### Stated problem
Each record below is to be copied word for word, with pictures removed.

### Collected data
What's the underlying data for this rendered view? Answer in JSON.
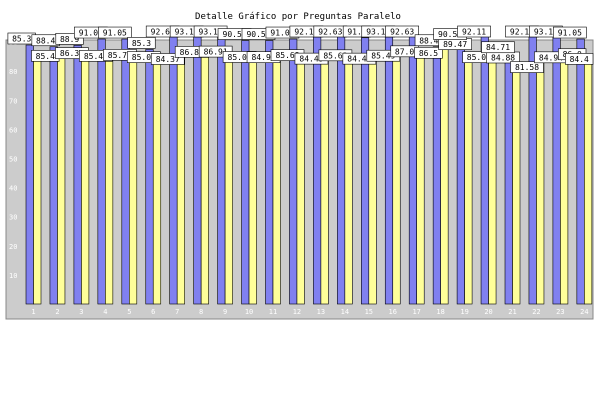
{
  "chart_data": {
    "type": "bar",
    "title": "Detalle Gráfico por Preguntas Paralelo",
    "categories": [
      "1",
      "2",
      "3",
      "4",
      "5",
      "6",
      "7",
      "8",
      "9",
      "10",
      "11",
      "12",
      "13",
      "14",
      "15",
      "16",
      "17",
      "18",
      "19",
      "20",
      "21",
      "22",
      "23",
      "24"
    ],
    "y_ticks": [
      "10",
      "20",
      "30",
      "40",
      "50",
      "60",
      "70",
      "80",
      "90"
    ],
    "ylim": [
      0,
      100
    ],
    "grid": false,
    "legend": "none",
    "series": [
      {
        "color": "#8080f0",
        "values": [
          89.0,
          88.4,
          88.9,
          91.05,
          91.05,
          87.5,
          92.63,
          93.16,
          93.16,
          90.53,
          90.53,
          91.05,
          92.11,
          92.63,
          91.5,
          93.16,
          92.63,
          88.4,
          90.53,
          92.11,
          86.0,
          92.11,
          93.16,
          91.05
        ],
        "labels": [
          "85.3",
          "88.4",
          "88.9",
          "91.05",
          "91.05",
          "85.3",
          "92.63",
          "93.16",
          "93.16",
          "90.53",
          "90.53",
          "91.05",
          "92.11",
          "92.63",
          "91.9",
          "93.16",
          "92.63",
          "88.4",
          "90.53",
          "92.11",
          "84.71",
          "92.11",
          "93.16",
          "91.05"
        ]
      },
      {
        "color": "#ffff99",
        "values": [
          85.45,
          86.37,
          85.45,
          85.79,
          85.01,
          84.37,
          86.81,
          86.91,
          85.06,
          84.99,
          85.69,
          84.49,
          85.63,
          84.48,
          85.49,
          87.0,
          86.5,
          89.47,
          85.0,
          84.88,
          81.58,
          84.94,
          86.0,
          84.4
        ],
        "labels": [
          "85.4",
          "86.37",
          "85.45",
          "85.79",
          "85.01",
          "84.37",
          "86.81",
          "86.91",
          "85.06",
          "84.99",
          "85.69",
          "84.49",
          "85.63",
          "84.48",
          "85.49",
          "87.0",
          "86.5",
          "89.47",
          "85.0",
          "84.88",
          "81.58",
          "84.94",
          "86.0",
          "84.4"
        ]
      }
    ]
  },
  "colors": {
    "plot_background": "#cccccc",
    "bar_outline": "#000000",
    "label_box": "#ffffff",
    "tick_text": "#ffffff"
  }
}
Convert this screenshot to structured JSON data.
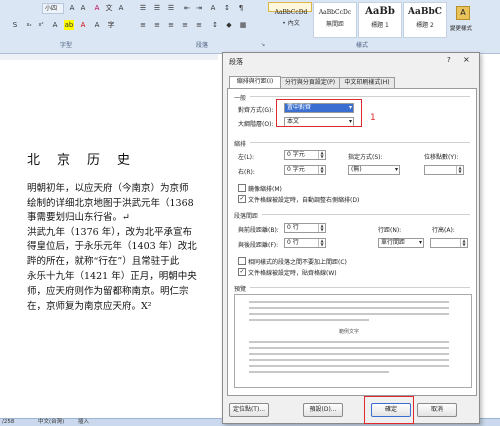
{
  "ribbon": {
    "font_size_value": "小四",
    "font_group_label": "字型",
    "paragraph_group_label": "段落",
    "styles_group_label": "樣式",
    "styles": [
      {
        "sample": "AaBbCcDd",
        "name": "• 內文"
      },
      {
        "sample": "AaBbCcDc",
        "name": "無間距"
      },
      {
        "sample": "AaBb",
        "name": "標題 1"
      },
      {
        "sample": "AaBbC",
        "name": "標題 2"
      }
    ],
    "change_styles_label": "變更樣式"
  },
  "document": {
    "title": "北　京　历　史",
    "lines": [
      "明朝初年，以应天府（今南京）为京师",
      "绘制的详细北京地图于洪武元年（1368",
      "事需要划归山东行省。↵",
      "洪武九年（1376 年），改为北平承宣布",
      "得皇位后，于永乐元年（1403 年）改北",
      "跸的所在，就称“行在”）且常驻于此",
      "永乐十九年（1421 年）正月，明朝中央",
      "师，应天府则作为留都称南京。明仁宗",
      "在，京师复为南京应天府。X²"
    ]
  },
  "status_bar": {
    "left": "/258",
    "lang": "中文(台灣)",
    "mode": "插入"
  },
  "dialog": {
    "title": "段落",
    "help": "?",
    "close": "×",
    "tabs": [
      "縮排與行距(I)",
      "分行與分頁設定(P)",
      "中文印刷樣式(H)"
    ],
    "general": {
      "section": "一般",
      "alignment_label": "對齊方式(G):",
      "alignment_value": "置中對齊",
      "outline_label": "大綱階層(O):",
      "outline_value": "本文"
    },
    "indent": {
      "section": "縮排",
      "left_label": "左(L):",
      "left_value": "0 字元",
      "right_label": "右(R):",
      "right_value": "0 字元",
      "special_label": "指定方式(S):",
      "special_value": "(無)",
      "by_label": "位移點數(Y):",
      "mirror_label": "鏡像縮排(M)",
      "auto_adjust_label": "文件格線被設定時，自動調整右側縮排(D)"
    },
    "spacing": {
      "section": "段落間距",
      "before_label": "與前段距離(B):",
      "before_value": "0 行",
      "after_label": "與後段距離(F):",
      "after_value": "0 行",
      "line_spacing_label": "行距(N):",
      "line_spacing_value": "單行間距",
      "at_label": "行高(A):",
      "same_style_label": "相同樣式的段落之間不要加上間距(C)",
      "snap_grid_label": "文件格線被設定時，貼齊格線(W)"
    },
    "preview": {
      "section": "預覽",
      "sample_text": "範例文字"
    },
    "buttons": {
      "tabs": "定位點(T)...",
      "default": "預設(D)...",
      "ok": "確定",
      "cancel": "取消"
    },
    "annotation_number": "1"
  },
  "colors": {
    "highlight_red": "#e0292c",
    "ribbon_bg": "#dbe6f4"
  }
}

### Exercise result
What's the underlying data for this rendered view? Answer in JSON.
{
  "chart_data": {
    "type": "bar",
    "title": "Detalle Gráfico por Preguntas Paralelo",
    "categories": [
      "1",
      "2",
      "3",
      "4",
      "5",
      "6",
      "7",
      "8",
      "9",
      "10",
      "11",
      "12",
      "13",
      "14",
      "15",
      "16",
      "17",
      "18",
      "19",
      "20",
      "21",
      "22",
      "23",
      "24"
    ],
    "y_ticks": [
      "10",
      "20",
      "30",
      "40",
      "50",
      "60",
      "70",
      "80",
      "90"
    ],
    "ylim": [
      0,
      100
    ],
    "grid": false,
    "legend": "none",
    "series": [
      {
        "color": "#8080f0",
        "values": [
          89.0,
          88.4,
          88.9,
          91.05,
          91.05,
          87.5,
          92.63,
          93.16,
          93.16,
          90.53,
          90.53,
          91.05,
          92.11,
          92.63,
          91.5,
          93.16,
          92.63,
          88.4,
          90.53,
          92.11,
          86.0,
          92.11,
          93.16,
          91.05
        ],
        "labels": [
          "85.3",
          "88.4",
          "88.9",
          "91.05",
          "91.05",
          "85.3",
          "92.63",
          "93.16",
          "93.16",
          "90.53",
          "90.53",
          "91.05",
          "92.11",
          "92.63",
          "91.9",
          "93.16",
          "92.63",
          "88.4",
          "90.53",
          "92.11",
          "84.71",
          "92.11",
          "93.16",
          "91.05"
        ]
      },
      {
        "color": "#ffff99",
        "values": [
          85.45,
          86.37,
          85.45,
          85.79,
          85.01,
          84.37,
          86.81,
          86.91,
          85.06,
          84.99,
          85.69,
          84.49,
          85.63,
          84.48,
          85.49,
          87.0,
          86.5,
          89.47,
          85.0,
          84.88,
          81.58,
          84.94,
          86.0,
          84.4
        ],
        "labels": [
          "85.4",
          "86.37",
          "85.45",
          "85.79",
          "85.01",
          "84.37",
          "86.81",
          "86.91",
          "85.06",
          "84.99",
          "85.69",
          "84.49",
          "85.63",
          "84.48",
          "85.49",
          "87.0",
          "86.5",
          "89.47",
          "85.0",
          "84.88",
          "81.58",
          "84.94",
          "86.0",
          "84.4"
        ]
      }
    ]
  },
  "colors": {
    "plot_background": "#cccccc",
    "bar_outline": "#000000",
    "label_box": "#ffffff",
    "tick_text": "#ffffff"
  }
}
Convert this screenshot to structured JSON data.
{
  "ribbon": {
    "font_size_value": "小四",
    "font_group_label": "字型",
    "paragraph_group_label": "段落",
    "styles_group_label": "樣式",
    "styles": [
      {
        "sample": "AaBbCcDd",
        "name": "• 內文"
      },
      {
        "sample": "AaBbCcDc",
        "name": "無間距"
      },
      {
        "sample": "AaBb",
        "name": "標題 1"
      },
      {
        "sample": "AaBbC",
        "name": "標題 2"
      }
    ],
    "change_styles_label": "變更樣式"
  },
  "document": {
    "title": "北　京　历　史",
    "lines": [
      "明朝初年，以应天府（今南京）为京师",
      "绘制的详细北京地图于洪武元年（1368",
      "事需要划归山东行省。↵",
      "洪武九年（1376 年），改为北平承宣布",
      "得皇位后，于永乐元年（1403 年）改北",
      "跸的所在，就称“行在”）且常驻于此",
      "永乐十九年（1421 年）正月，明朝中央",
      "师，应天府则作为留都称南京。明仁宗",
      "在，京师复为南京应天府。X²"
    ]
  },
  "status_bar": {
    "left": "/258",
    "lang": "中文(台灣)",
    "mode": "插入"
  },
  "dialog": {
    "title": "段落",
    "help": "?",
    "close": "×",
    "tabs": [
      "縮排與行距(I)",
      "分行與分頁設定(P)",
      "中文印刷樣式(H)"
    ],
    "general": {
      "section": "一般",
      "alignment_label": "對齊方式(G):",
      "alignment_value": "置中對齊",
      "outline_label": "大綱階層(O):",
      "outline_value": "本文"
    },
    "indent": {
      "section": "縮排",
      "left_label": "左(L):",
      "left_value": "0 字元",
      "right_label": "右(R):",
      "right_value": "0 字元",
      "special_label": "指定方式(S):",
      "special_value": "(無)",
      "by_label": "位移點數(Y):",
      "mirror_label": "鏡像縮排(M)",
      "auto_adjust_label": "文件格線被設定時，自動調整右側縮排(D)"
    },
    "spacing": {
      "section": "段落間距",
      "before_label": "與前段距離(B):",
      "before_value": "0 行",
      "after_label": "與後段距離(F):",
      "after_value": "0 行",
      "line_spacing_label": "行距(N):",
      "line_spacing_value": "單行間距",
      "at_label": "行高(A):",
      "same_style_label": "相同樣式的段落之間不要加上間距(C)",
      "snap_grid_label": "文件格線被設定時，貼齊格線(W)"
    },
    "preview": {
      "section": "預覽",
      "sample_text": "範例文字"
    },
    "buttons": {
      "tabs": "定位點(T)...",
      "default": "預設(D)...",
      "ok": "確定",
      "cancel": "取消"
    },
    "annotation_number": "1"
  },
  "colors": {
    "highlight_red": "#e0292c",
    "ribbon_bg": "#dbe6f4"
  }
}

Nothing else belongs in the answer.